%%

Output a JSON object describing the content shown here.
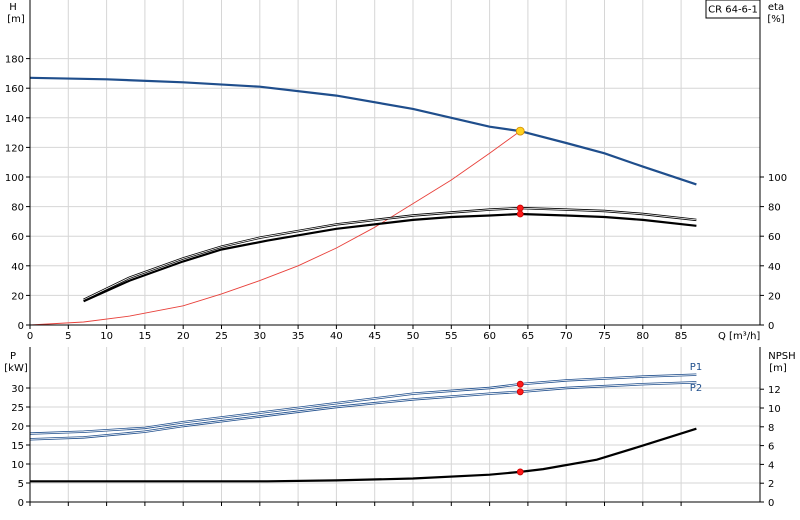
{
  "chart_data": [
    {
      "type": "line",
      "panel": "upper",
      "model_label": "CR 64-6-1",
      "y_left_label": [
        "H",
        "[m]"
      ],
      "y_right_label": [
        "eta",
        "[%]"
      ],
      "x_label": "Q [m³/h]",
      "xlim": [
        0,
        90
      ],
      "x_ticks": [
        0,
        5,
        10,
        15,
        20,
        25,
        30,
        35,
        40,
        45,
        50,
        55,
        60,
        65,
        70,
        75,
        80,
        85
      ],
      "y_left_lim": [
        0,
        200
      ],
      "y_left_ticks": [
        0,
        20,
        40,
        60,
        80,
        100,
        120,
        140,
        160,
        180
      ],
      "y_right_lim": [
        0,
        200
      ],
      "y_right_ticks": [
        0,
        20,
        40,
        60,
        80,
        100
      ],
      "grid": true,
      "series": [
        {
          "role": "head",
          "color": "#1f4e8c",
          "x": [
            0,
            10,
            20,
            30,
            40,
            50,
            55,
            60,
            64,
            70,
            75,
            80,
            87
          ],
          "y": [
            167,
            166,
            164,
            161,
            155,
            146,
            140,
            134,
            131,
            123,
            116,
            107,
            95
          ]
        },
        {
          "role": "system-curve",
          "color": "#e8413b",
          "x": [
            0,
            7,
            13,
            20,
            25,
            30,
            35,
            40,
            45,
            50,
            55,
            60,
            64
          ],
          "y": [
            0,
            2,
            6,
            13,
            21,
            30,
            40,
            52,
            66,
            82,
            98,
            116,
            131
          ]
        },
        {
          "role": "efficiency-outline",
          "color": "#000000",
          "x": [
            7,
            13,
            20,
            25,
            30,
            40,
            50,
            55,
            60,
            64,
            70,
            75,
            80,
            87
          ],
          "y": [
            17,
            32,
            45,
            53,
            59,
            68,
            74,
            76,
            78,
            79,
            78,
            77,
            75,
            71
          ]
        },
        {
          "role": "efficiency",
          "color": "#000000",
          "x": [
            7,
            13,
            20,
            25,
            31,
            40,
            50,
            55,
            60,
            64,
            70,
            75,
            80,
            87
          ],
          "y": [
            16,
            30,
            43,
            51,
            57,
            65,
            71,
            73,
            74,
            75,
            74,
            73,
            71,
            67
          ]
        }
      ],
      "points": [
        {
          "x": 64,
          "y": 131,
          "color": "#ffd21f"
        },
        {
          "x": 64,
          "y": 79,
          "color": "#ff1a1a"
        },
        {
          "x": 64,
          "y": 75,
          "color": "#ff1a1a"
        }
      ]
    },
    {
      "type": "line",
      "panel": "lower",
      "y_left_label": [
        "P",
        "[kW]"
      ],
      "y_right_label": [
        "NPSH",
        "[m]"
      ],
      "xlim": [
        0,
        90
      ],
      "x_ticks": [
        0,
        5,
        10,
        15,
        20,
        25,
        30,
        35,
        40,
        45,
        50,
        55,
        60,
        65,
        70,
        75,
        80,
        85
      ],
      "y_left_lim": [
        0,
        40
      ],
      "y_left_ticks": [
        0,
        5,
        10,
        15,
        20,
        25,
        30
      ],
      "y_right_lim": [
        0,
        16
      ],
      "y_right_ticks": [
        0,
        2,
        4,
        6,
        8,
        10,
        12
      ],
      "grid": true,
      "series": [
        {
          "name": "P1",
          "color": "#1f4e8c",
          "axis": "left",
          "x": [
            0,
            7,
            15,
            20,
            30,
            40,
            50,
            60,
            64,
            70,
            80,
            87
          ],
          "y": [
            18,
            18.5,
            19.5,
            21,
            23.5,
            26,
            28.5,
            30,
            31,
            32,
            33,
            33.5
          ]
        },
        {
          "name": "P2",
          "color": "#1f4e8c",
          "axis": "left",
          "x": [
            0,
            7,
            15,
            20,
            30,
            40,
            50,
            60,
            64,
            70,
            80,
            87
          ],
          "y": [
            16.5,
            17,
            18.5,
            20,
            22.5,
            25,
            27,
            28.5,
            29,
            30,
            31,
            31.5
          ]
        },
        {
          "role": "npsh",
          "color": "#000000",
          "axis": "right",
          "x": [
            0,
            31,
            40,
            50,
            60,
            64,
            67,
            74,
            80,
            87
          ],
          "y": [
            2.2,
            2.2,
            2.3,
            2.5,
            2.9,
            3.2,
            3.5,
            4.5,
            6,
            7.8
          ]
        }
      ],
      "points": [
        {
          "x": 64,
          "y": 31,
          "axis": "left",
          "color": "#ff1a1a"
        },
        {
          "x": 64,
          "y": 29,
          "axis": "left",
          "color": "#ff1a1a"
        },
        {
          "x": 64,
          "y": 3.2,
          "axis": "right",
          "color": "#ff1a1a"
        }
      ]
    }
  ]
}
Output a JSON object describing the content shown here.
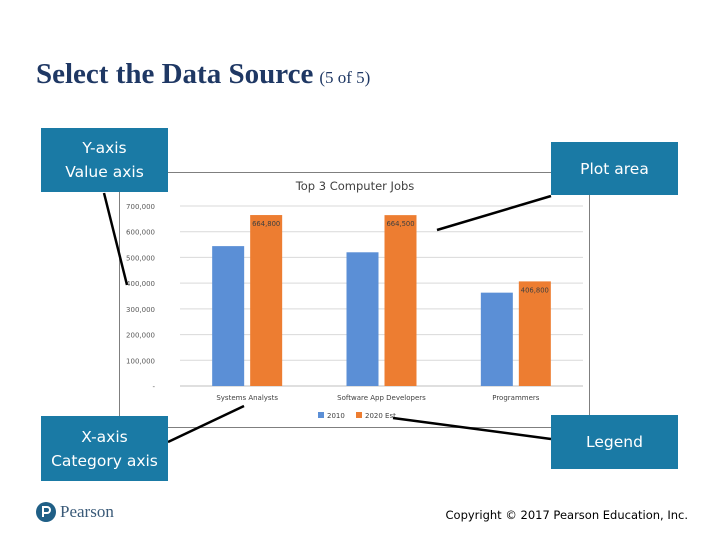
{
  "slide": {
    "title": "Select the Data Source",
    "title_suffix": "(5 of 5)"
  },
  "callouts": {
    "y_axis": "Y-axis\nValue axis",
    "plot_area": "Plot area",
    "x_axis": "X-axis\nCategory axis",
    "legend": "Legend"
  },
  "footer": {
    "logo_text": "Pearson",
    "copyright": "Copyright © 2017 Pearson Education, Inc."
  },
  "colors": {
    "title": "#1f3864",
    "callout_bg": "#1a7aa5",
    "series_2010": "#5b8fd6",
    "series_2020": "#ed7d31"
  },
  "chart_data": {
    "type": "bar",
    "title": "Top 3 Computer Jobs",
    "categories": [
      "Systems Analysts",
      "Software App Developers",
      "Programmers"
    ],
    "series": [
      {
        "name": "2010",
        "values": [
          544000,
          520000,
          363000
        ],
        "labels": [
          "",
          "",
          ""
        ]
      },
      {
        "name": "2020 Est.",
        "legend_text": "2020 Est",
        "values": [
          664800,
          664500,
          406800
        ],
        "labels": [
          "664,800",
          "664,500",
          "406,800"
        ]
      }
    ],
    "ylim": [
      0,
      700000
    ],
    "yticks": [
      "-",
      "100,000",
      "200,000",
      "300,000",
      "400,000",
      "500,000",
      "600,000",
      "700,000"
    ],
    "grid": true,
    "legend_position": "bottom"
  }
}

%%

Give an exact copy of the material, leaving out every picture.

Output a JSON object describing the content shown here.
{
  "chart_data": [
    {
      "type": "line",
      "panel": "upper",
      "model_label": "CR 64-6-1",
      "y_left_label": [
        "H",
        "[m]"
      ],
      "y_right_label": [
        "eta",
        "[%]"
      ],
      "x_label": "Q [m³/h]",
      "xlim": [
        0,
        90
      ],
      "x_ticks": [
        0,
        5,
        10,
        15,
        20,
        25,
        30,
        35,
        40,
        45,
        50,
        55,
        60,
        65,
        70,
        75,
        80,
        85
      ],
      "y_left_lim": [
        0,
        200
      ],
      "y_left_ticks": [
        0,
        20,
        40,
        60,
        80,
        100,
        120,
        140,
        160,
        180
      ],
      "y_right_lim": [
        0,
        200
      ],
      "y_right_ticks": [
        0,
        20,
        40,
        60,
        80,
        100
      ],
      "grid": true,
      "series": [
        {
          "role": "head",
          "color": "#1f4e8c",
          "x": [
            0,
            10,
            20,
            30,
            40,
            50,
            55,
            60,
            64,
            70,
            75,
            80,
            87
          ],
          "y": [
            167,
            166,
            164,
            161,
            155,
            146,
            140,
            134,
            131,
            123,
            116,
            107,
            95
          ]
        },
        {
          "role": "system-curve",
          "color": "#e8413b",
          "x": [
            0,
            7,
            13,
            20,
            25,
            30,
            35,
            40,
            45,
            50,
            55,
            60,
            64
          ],
          "y": [
            0,
            2,
            6,
            13,
            21,
            30,
            40,
            52,
            66,
            82,
            98,
            116,
            131
          ]
        },
        {
          "role": "efficiency-outline",
          "color": "#000000",
          "x": [
            7,
            13,
            20,
            25,
            30,
            40,
            50,
            55,
            60,
            64,
            70,
            75,
            80,
            87
          ],
          "y": [
            17,
            32,
            45,
            53,
            59,
            68,
            74,
            76,
            78,
            79,
            78,
            77,
            75,
            71
          ]
        },
        {
          "role": "efficiency",
          "color": "#000000",
          "x": [
            7,
            13,
            20,
            25,
            31,
            40,
            50,
            55,
            60,
            64,
            70,
            75,
            80,
            87
          ],
          "y": [
            16,
            30,
            43,
            51,
            57,
            65,
            71,
            73,
            74,
            75,
            74,
            73,
            71,
            67
          ]
        }
      ],
      "points": [
        {
          "x": 64,
          "y": 131,
          "color": "#ffd21f"
        },
        {
          "x": 64,
          "y": 79,
          "color": "#ff1a1a"
        },
        {
          "x": 64,
          "y": 75,
          "color": "#ff1a1a"
        }
      ]
    },
    {
      "type": "line",
      "panel": "lower",
      "y_left_label": [
        "P",
        "[kW]"
      ],
      "y_right_label": [
        "NPSH",
        "[m]"
      ],
      "xlim": [
        0,
        90
      ],
      "x_ticks": [
        0,
        5,
        10,
        15,
        20,
        25,
        30,
        35,
        40,
        45,
        50,
        55,
        60,
        65,
        70,
        75,
        80,
        85
      ],
      "y_left_lim": [
        0,
        40
      ],
      "y_left_ticks": [
        0,
        5,
        10,
        15,
        20,
        25,
        30
      ],
      "y_right_lim": [
        0,
        16
      ],
      "y_right_ticks": [
        0,
        2,
        4,
        6,
        8,
        10,
        12
      ],
      "grid": true,
      "series": [
        {
          "name": "P1",
          "color": "#1f4e8c",
          "axis": "left",
          "x": [
            0,
            7,
            15,
            20,
            30,
            40,
            50,
            60,
            64,
            70,
            80,
            87
          ],
          "y": [
            18,
            18.5,
            19.5,
            21,
            23.5,
            26,
            28.5,
            30,
            31,
            32,
            33,
            33.5
          ]
        },
        {
          "name": "P2",
          "color": "#1f4e8c",
          "axis": "left",
          "x": [
            0,
            7,
            15,
            20,
            30,
            40,
            50,
            60,
            64,
            70,
            80,
            87
          ],
          "y": [
            16.5,
            17,
            18.5,
            20,
            22.5,
            25,
            27,
            28.5,
            29,
            30,
            31,
            31.5
          ]
        },
        {
          "role": "npsh",
          "color": "#000000",
          "axis": "right",
          "x": [
            0,
            31,
            40,
            50,
            60,
            64,
            67,
            74,
            80,
            87
          ],
          "y": [
            2.2,
            2.2,
            2.3,
            2.5,
            2.9,
            3.2,
            3.5,
            4.5,
            6,
            7.8
          ]
        }
      ],
      "points": [
        {
          "x": 64,
          "y": 31,
          "axis": "left",
          "color": "#ff1a1a"
        },
        {
          "x": 64,
          "y": 29,
          "axis": "left",
          "color": "#ff1a1a"
        },
        {
          "x": 64,
          "y": 3.2,
          "axis": "right",
          "color": "#ff1a1a"
        }
      ]
    }
  ]
}
Output a JSON object describing the content shown here.
{
  "slide": {
    "title": "Select the Data Source",
    "title_suffix": "(5 of 5)"
  },
  "callouts": {
    "y_axis": "Y-axis\nValue axis",
    "plot_area": "Plot area",
    "x_axis": "X-axis\nCategory axis",
    "legend": "Legend"
  },
  "footer": {
    "logo_text": "Pearson",
    "copyright": "Copyright © 2017 Pearson Education, Inc."
  },
  "colors": {
    "title": "#1f3864",
    "callout_bg": "#1a7aa5",
    "series_2010": "#5b8fd6",
    "series_2020": "#ed7d31"
  },
  "chart_data": {
    "type": "bar",
    "title": "Top 3 Computer Jobs",
    "categories": [
      "Systems Analysts",
      "Software App Developers",
      "Programmers"
    ],
    "series": [
      {
        "name": "2010",
        "values": [
          544000,
          520000,
          363000
        ],
        "labels": [
          "",
          "",
          ""
        ]
      },
      {
        "name": "2020 Est.",
        "legend_text": "2020 Est",
        "values": [
          664800,
          664500,
          406800
        ],
        "labels": [
          "664,800",
          "664,500",
          "406,800"
        ]
      }
    ],
    "ylim": [
      0,
      700000
    ],
    "yticks": [
      "-",
      "100,000",
      "200,000",
      "300,000",
      "400,000",
      "500,000",
      "600,000",
      "700,000"
    ],
    "grid": true,
    "legend_position": "bottom"
  }
}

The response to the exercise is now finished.